Work to do:
Select the lines that contain "также" and copy each of them.

Rows:

•••••

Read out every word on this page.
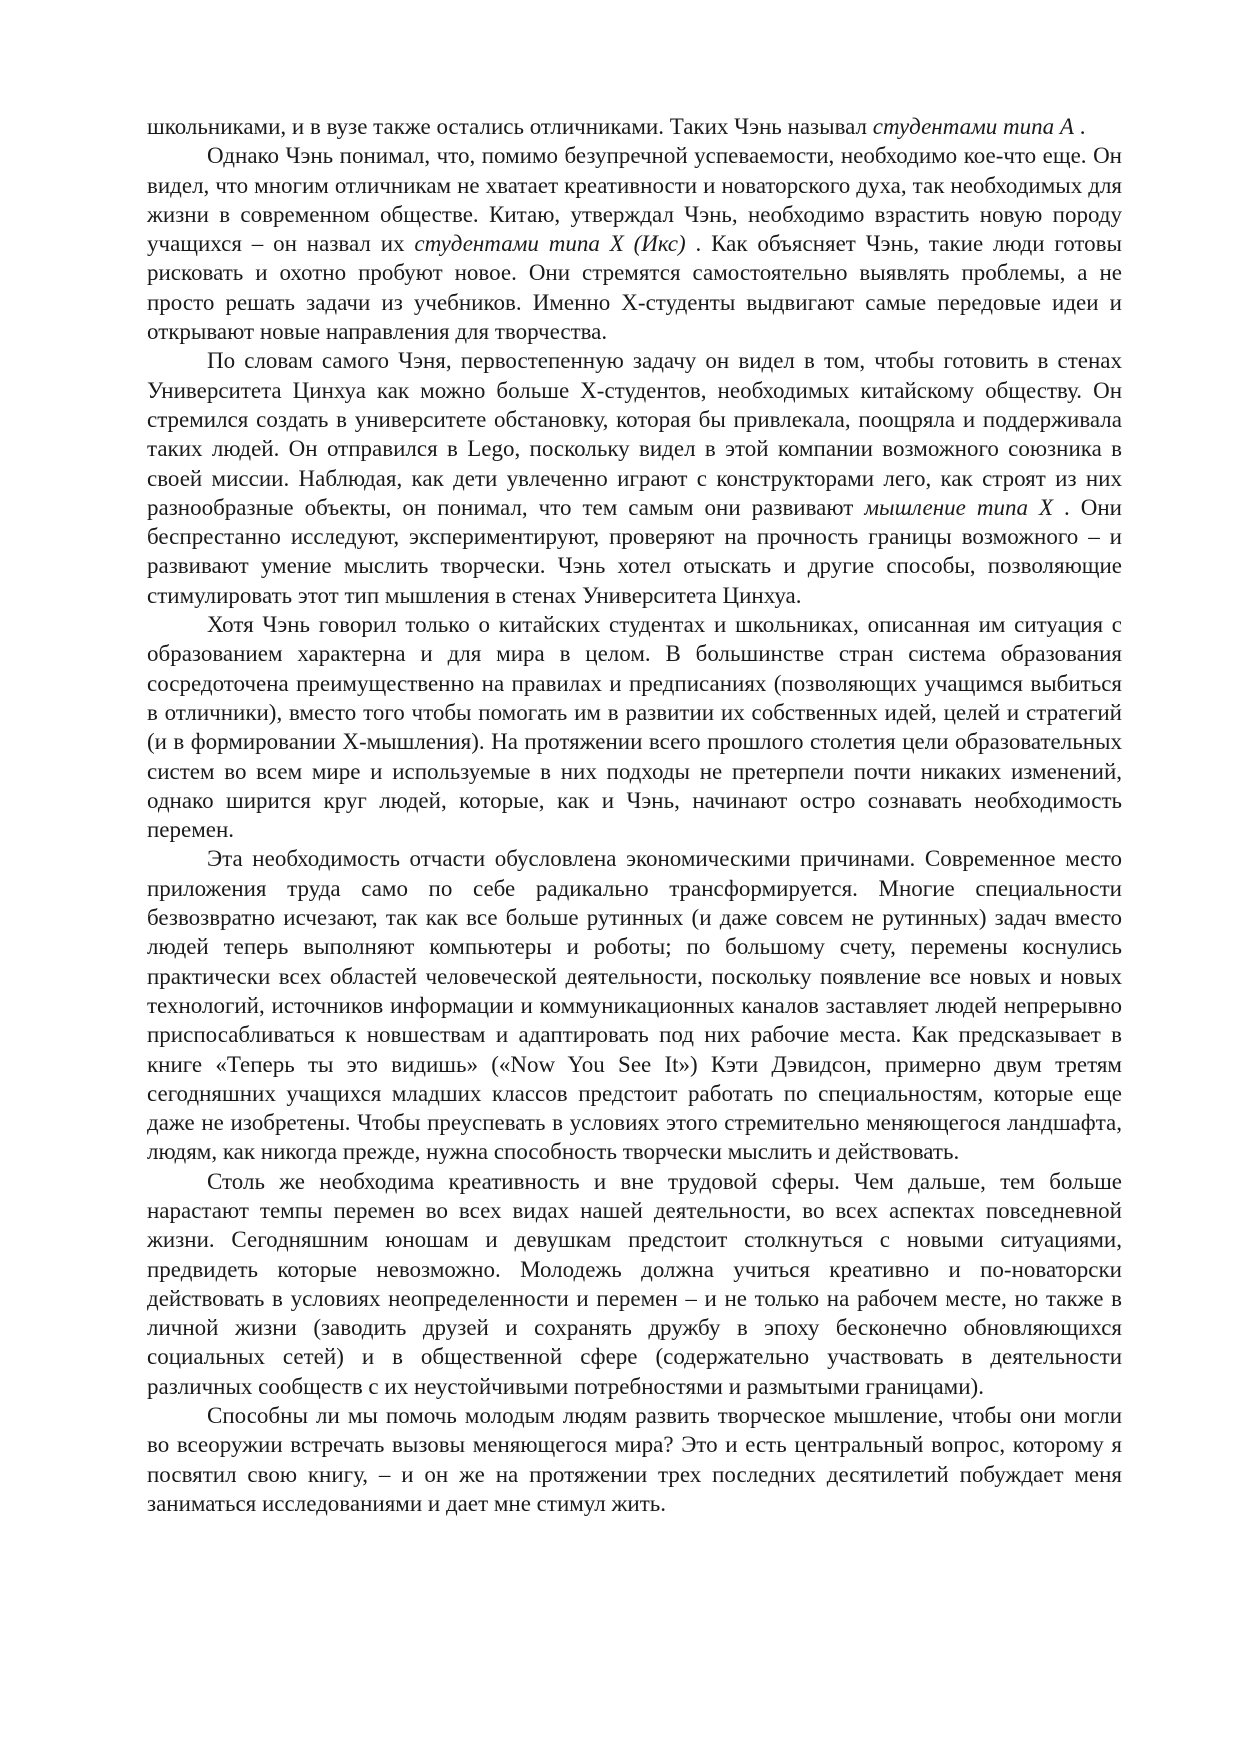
школьниками, и в вузе также остались отличниками. Таких Чэнь называл студентами типа А .

Однако Чэнь понимал, что, помимо безупречной успеваемости, необходимо кое-что еще. Он видел, что многим отличникам не хватает креативности и новаторского духа, так необходимых для жизни в современном обществе. Китаю, утверждал Чэнь, необходимо взрастить новую породу учащихся – он назвал их студентами типа X (Икс) . Как объясняет Чэнь, такие люди готовы рисковать и охотно пробуют новое. Они стремятся самостоятельно выявлять проблемы, а не просто решать задачи из учебников. Именно X-студенты выдвигают самые передовые идеи и открывают новые направления для творчества.

По словам самого Чэня, первостепенную задачу он видел в том, чтобы готовить в стенах Университета Цинхуа как можно больше X-студентов, необходимых китайскому обществу. Он стремился создать в университете обстановку, которая бы привлекала, поощряла и поддерживала таких людей. Он отправился в Lego, поскольку видел в этой компании возможного союзника в своей миссии. Наблюдая, как дети увлеченно играют с конструкторами лего, как строят из них разнообразные объекты, он понимал, что тем самым они развивают мышление типа X . Они беспрестанно исследуют, экспериментируют, проверяют на прочность границы возможного – и развивают умение мыслить творчески. Чэнь хотел отыскать и другие способы, позволяющие стимулировать этот тип мышления в стенах Университета Цинхуа.

Хотя Чэнь говорил только о китайских студентах и школьниках, описанная им ситуация с образованием характерна и для мира в целом. В большинстве стран система образования сосредоточена преимущественно на правилах и предписаниях (позволяющих учащимся выбиться в отличники), вместо того чтобы помогать им в развитии их собственных идей, целей и стратегий (и в формировании X-мышления). На протяжении всего прошлого столетия цели образовательных систем во всем мире и используемые в них подходы не претерпели почти никаких изменений, однако ширится круг людей, которые, как и Чэнь, начинают остро сознавать необходимость перемен.

Эта необходимость отчасти обусловлена экономическими причинами. Современное место приложения труда само по себе радикально трансформируется. Многие специальности безвозвратно исчезают, так как все больше рутинных (и даже совсем не рутинных) задач вместо людей теперь выполняют компьютеры и роботы; по большому счету, перемены коснулись практически всех областей человеческой деятельности, поскольку появление все новых и новых технологий, источников информации и коммуникационных каналов заставляет людей непрерывно приспосабливаться к новшествам и адаптировать под них рабочие места. Как предсказывает в книге «Теперь ты это видишь» («Now You See It») Кэти Дэвидсон, примерно двум третям сегодняшних учащихся младших классов предстоит работать по специальностям, которые еще даже не изобретены. Чтобы преуспевать в условиях этого стремительно меняющегося ландшафта, людям, как никогда прежде, нужна способность творчески мыслить и действовать.

Столь же необходима креативность и вне трудовой сферы. Чем дальше, тем больше нарастают темпы перемен во всех видах нашей деятельности, во всех аспектах повседневной жизни. Сегодняшним юношам и девушкам предстоит столкнуться с новыми ситуациями, предвидеть которые невозможно. Молодежь должна учиться креативно и по-новаторски действовать в условиях неопределенности и перемен – и не только на рабочем месте, но также в личной жизни (заводить друзей и сохранять дружбу в эпоху бесконечно обновляющихся социальных сетей) и в общественной сфере (содержательно участвовать в деятельности различных сообществ с их неустойчивыми потребностями и размытыми границами).

Способны ли мы помочь молодым людям развить творческое мышление, чтобы они могли во всеоружии встречать вызовы меняющегося мира? Это и есть центральный вопрос, которому я посвятил свою книгу, – и он же на протяжении трех последних десятилетий побуждает меня заниматься исследованиями и дает мне стимул жить.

•••••

Exercise output:
школьниками, и в вузе также остались отличниками. Таких Чэнь называл студентами типа А .
Столь же необходима креативность и вне трудовой сферы. Чем дальше, тем больше нарастают темпы перемен во всех видах нашей деятельности, во всех аспектах повседневной жизни. Сегодняшним юношам и девушкам предстоит столкнуться с новыми ситуациями, предвидеть которые невозможно. Молодежь должна учиться креативно и по-новаторски действовать в условиях неопределенности и перемен – и не только на рабочем месте, но также в личной жизни (заводить друзей и сохранять дружбу в эпоху бесконечно обновляющихся социальных сетей) и в общественной сфере (содержательно участвовать в деятельности различных сообществ с их неустойчивыми потребностями и размытыми границами).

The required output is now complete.